§ **Problem description**: Using the records below, locate all lines containing "xlabel" and return them.
[start of Provided data]
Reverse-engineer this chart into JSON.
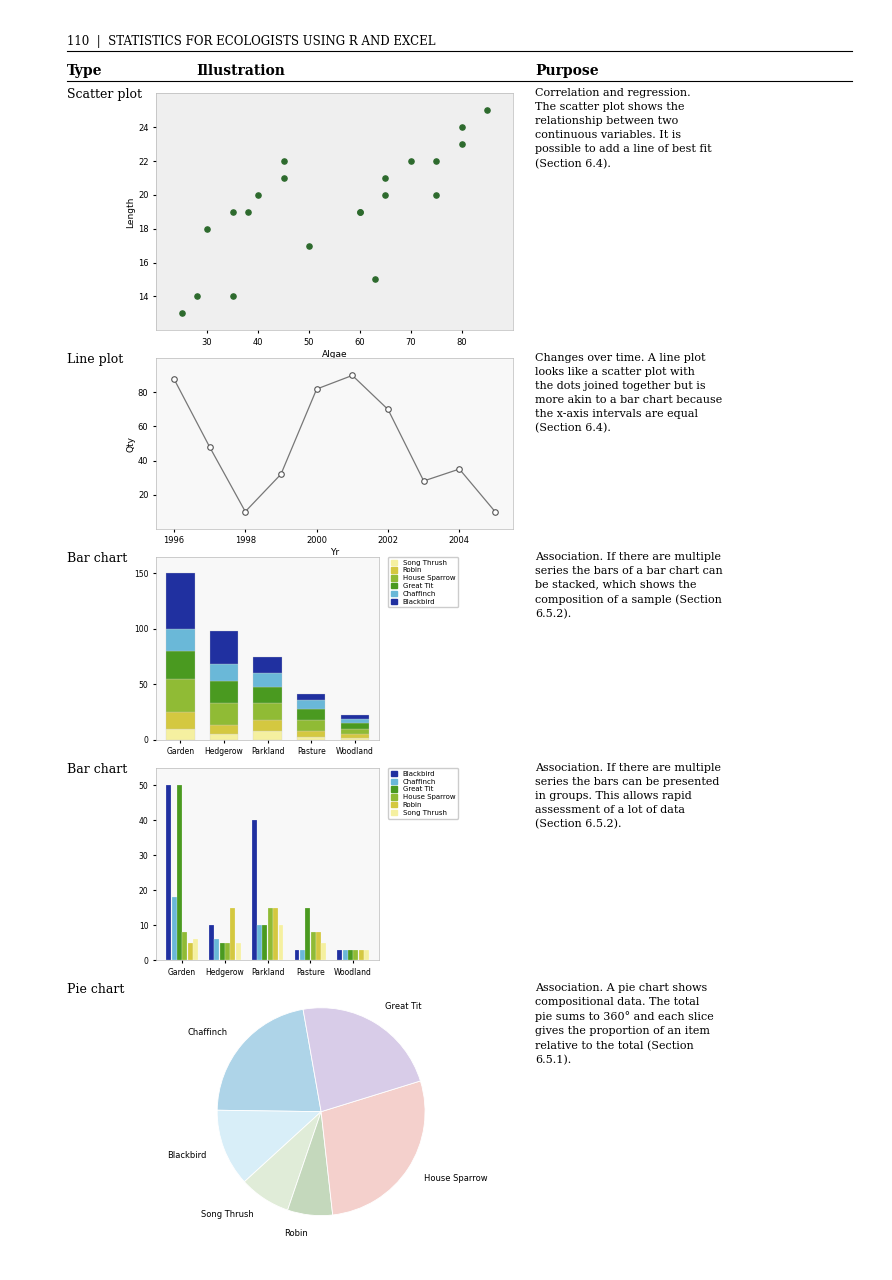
{
  "page_header": "110  |  STATISTICS FOR ECOLOGISTS USING R AND EXCEL",
  "rows": [
    {
      "type": "Scatter plot",
      "purpose": "Correlation and regression.\nThe scatter plot shows the\nrelationship between two\ncontinuous variables. It is\npossible to add a line of best fit\n(Section 6.4)."
    },
    {
      "type": "Line plot",
      "purpose": "Changes over time. A line plot\nlooks like a scatter plot with\nthe dots joined together but is\nmore akin to a bar chart because\nthe x-axis intervals are equal\n(Section 6.4)."
    },
    {
      "type": "Bar chart",
      "purpose": "Association. If there are multiple\nseries the bars of a bar chart can\nbe stacked, which shows the\ncomposition of a sample (Section\n6.5.2)."
    },
    {
      "type": "Bar chart",
      "purpose": "Association. If there are multiple\nseries the bars can be presented\nin groups. This allows rapid\nassessment of a lot of data\n(Section 6.5.2)."
    },
    {
      "type": "Pie chart",
      "purpose": "Association. A pie chart shows\ncompositional data. The total\npie sums to 360° and each slice\ngives the proportion of an item\nrelative to the total (Section\n6.5.1)."
    }
  ],
  "scatter": {
    "x": [
      25,
      28,
      30,
      35,
      35,
      38,
      40,
      45,
      45,
      50,
      60,
      60,
      63,
      65,
      65,
      70,
      75,
      75,
      80,
      80,
      85
    ],
    "y": [
      13,
      14,
      18,
      14,
      19,
      19,
      20,
      22,
      21,
      17,
      19,
      19,
      15,
      20,
      21,
      22,
      20,
      22,
      24,
      23,
      25
    ],
    "xlabel": "Algae",
    "ylabel": "Length",
    "xlim": [
      20,
      90
    ],
    "ylim": [
      12,
      26
    ],
    "xticks": [
      30,
      40,
      50,
      60,
      70,
      80
    ],
    "yticks": [
      14,
      16,
      18,
      20,
      22,
      24
    ],
    "color": "#2d6a2d"
  },
  "lineplot": {
    "x": [
      1996,
      1997,
      1998,
      1999,
      2000,
      2001,
      2002,
      2003,
      2004,
      2005
    ],
    "y": [
      88,
      48,
      10,
      32,
      82,
      90,
      70,
      28,
      35,
      10
    ],
    "xlabel": "Yr",
    "ylabel": "Qty",
    "xlim": [
      1995.5,
      2005.5
    ],
    "ylim": [
      0,
      100
    ],
    "xticks": [
      1996,
      1998,
      2000,
      2002,
      2004
    ],
    "yticks": [
      20,
      40,
      60,
      80
    ],
    "color": "#888888"
  },
  "stacked_bar": {
    "categories": [
      "Garden",
      "Hedgerow",
      "Parkland",
      "Pasture",
      "Woodland"
    ],
    "series_order": [
      "Song Thrush",
      "Robin",
      "House Sparrow",
      "Great Tit",
      "Chaffinch",
      "Blackbird"
    ],
    "series": {
      "Song Thrush": [
        10,
        5,
        8,
        3,
        2
      ],
      "Robin": [
        15,
        8,
        10,
        5,
        3
      ],
      "House Sparrow": [
        30,
        20,
        15,
        10,
        5
      ],
      "Great Tit": [
        25,
        20,
        15,
        10,
        5
      ],
      "Chaffinch": [
        20,
        15,
        12,
        8,
        4
      ],
      "Blackbird": [
        50,
        30,
        15,
        5,
        3
      ]
    },
    "colors": {
      "Song Thrush": "#f5f0a0",
      "Robin": "#d4c840",
      "House Sparrow": "#90bb35",
      "Great Tit": "#4a9a20",
      "Chaffinch": "#6ab8d8",
      "Blackbird": "#2030a0"
    },
    "yticks": [
      0,
      50,
      100,
      150
    ],
    "ylim": [
      0,
      165
    ]
  },
  "grouped_bar": {
    "categories": [
      "Garden",
      "Hedgerow",
      "Parkland",
      "Pasture",
      "Woodland"
    ],
    "series_order": [
      "Blackbird",
      "Chaffinch",
      "Great Tit",
      "House Sparrow",
      "Robin",
      "Song Thrush"
    ],
    "series": {
      "Blackbird": [
        50,
        10,
        40,
        3,
        3
      ],
      "Chaffinch": [
        18,
        6,
        10,
        3,
        3
      ],
      "Great Tit": [
        50,
        5,
        10,
        15,
        3
      ],
      "House Sparrow": [
        8,
        5,
        15,
        8,
        3
      ],
      "Robin": [
        5,
        15,
        15,
        8,
        3
      ],
      "Song Thrush": [
        6,
        5,
        10,
        5,
        3
      ]
    },
    "colors": {
      "Blackbird": "#2030a0",
      "Chaffinch": "#6ab8d8",
      "Great Tit": "#4a9a20",
      "House Sparrow": "#90bb35",
      "Robin": "#d4c840",
      "Song Thrush": "#f5f0a0"
    },
    "ylim": [
      0,
      55
    ],
    "yticks": [
      0,
      10,
      20,
      30,
      40,
      50
    ]
  },
  "pie": {
    "labels": [
      "Chaffinch",
      "Blackbird",
      "Song Thrush",
      "Robin",
      "House Sparrow",
      "Great Tit"
    ],
    "sizes": [
      22,
      12,
      8,
      7,
      28,
      23
    ],
    "colors": [
      "#aed4e8",
      "#d8eef8",
      "#e0ecd8",
      "#c4d8bc",
      "#f4d0cc",
      "#d8cce8"
    ],
    "startangle": 100
  },
  "background_color": "#ffffff"
}
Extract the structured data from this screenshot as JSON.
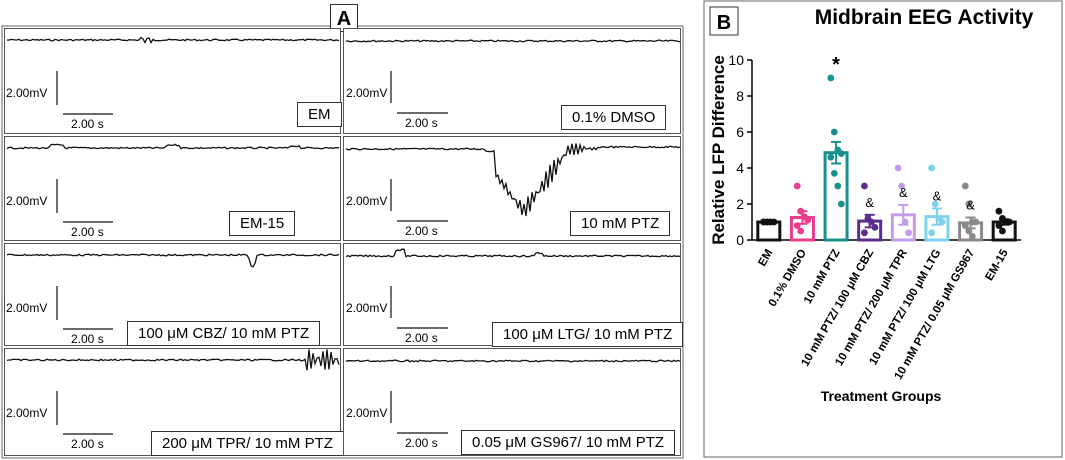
{
  "panel_a": {
    "letter": "A",
    "scale_voltage": "2.00mV",
    "scale_time": "2.00 s",
    "traces": [
      {
        "label": "EM"
      },
      {
        "label": "0.1% DMSO"
      },
      {
        "label": "EM-15"
      },
      {
        "label": "10 mM PTZ"
      },
      {
        "label": "100 μM CBZ/ 10 mM PTZ"
      },
      {
        "label": "100 μM LTG/ 10 mM PTZ"
      },
      {
        "label": "200 μM TPR/ 10 mM PTZ"
      },
      {
        "label": "0.05 μM GS967/ 10 mM PTZ"
      }
    ]
  },
  "panel_b": {
    "letter": "B",
    "chart_data": {
      "type": "bar",
      "title": "Midbrain EEG Activity",
      "xlabel": "Treatment Groups",
      "ylabel": "Relative LFP Difference",
      "ylim": [
        0,
        10
      ],
      "yticks": [
        0,
        2,
        4,
        6,
        8,
        10
      ],
      "categories": [
        "EM",
        "0.1% DMSO",
        "10 mM PTZ",
        "10 mM PTZ/ 100 μM CBZ",
        "10 mM PTZ/ 200 μM TPR",
        "10 mM PTZ/ 100 μM LTG",
        "10 mM PTZ/ 0.05 μM GS967",
        "EM-15"
      ],
      "values": [
        1.0,
        1.25,
        4.85,
        1.05,
        1.4,
        1.3,
        0.95,
        1.0
      ],
      "errors": [
        0.05,
        0.35,
        0.6,
        0.35,
        0.55,
        0.45,
        0.3,
        0.15
      ],
      "points": [
        [
          1,
          1,
          1,
          1,
          1,
          1,
          1
        ],
        [
          3.0,
          1.6,
          1.3,
          1.1,
          0.8,
          0.5
        ],
        [
          9.0,
          6.0,
          5.0,
          4.8,
          4.6,
          3.7,
          3.0,
          2.0
        ],
        [
          3.0,
          1.2,
          1.0,
          0.7,
          0.4
        ],
        [
          4.0,
          3.0,
          1.0,
          0.4
        ],
        [
          4.0,
          2.0,
          1.2,
          1.0,
          0.4
        ],
        [
          3.0,
          2.0,
          1.0,
          1.0,
          0.8,
          0.5,
          0.2
        ],
        [
          1.6,
          1.2,
          1.0,
          1.0,
          0.8,
          0.5
        ]
      ],
      "colors": [
        "#111111",
        "#e83e8c",
        "#17918e",
        "#5b2d8e",
        "#c39be8",
        "#7dd3ea",
        "#8a8a8a",
        "#111111"
      ],
      "annotations": [
        "",
        "",
        "*",
        "&",
        "&",
        "&",
        "&",
        ""
      ]
    }
  }
}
[end of Provided data]
§ **Correct output**:
    "xlabel": "Algae",
    "xlabel": "Yr",
      "xlabel": "Treatment Groups",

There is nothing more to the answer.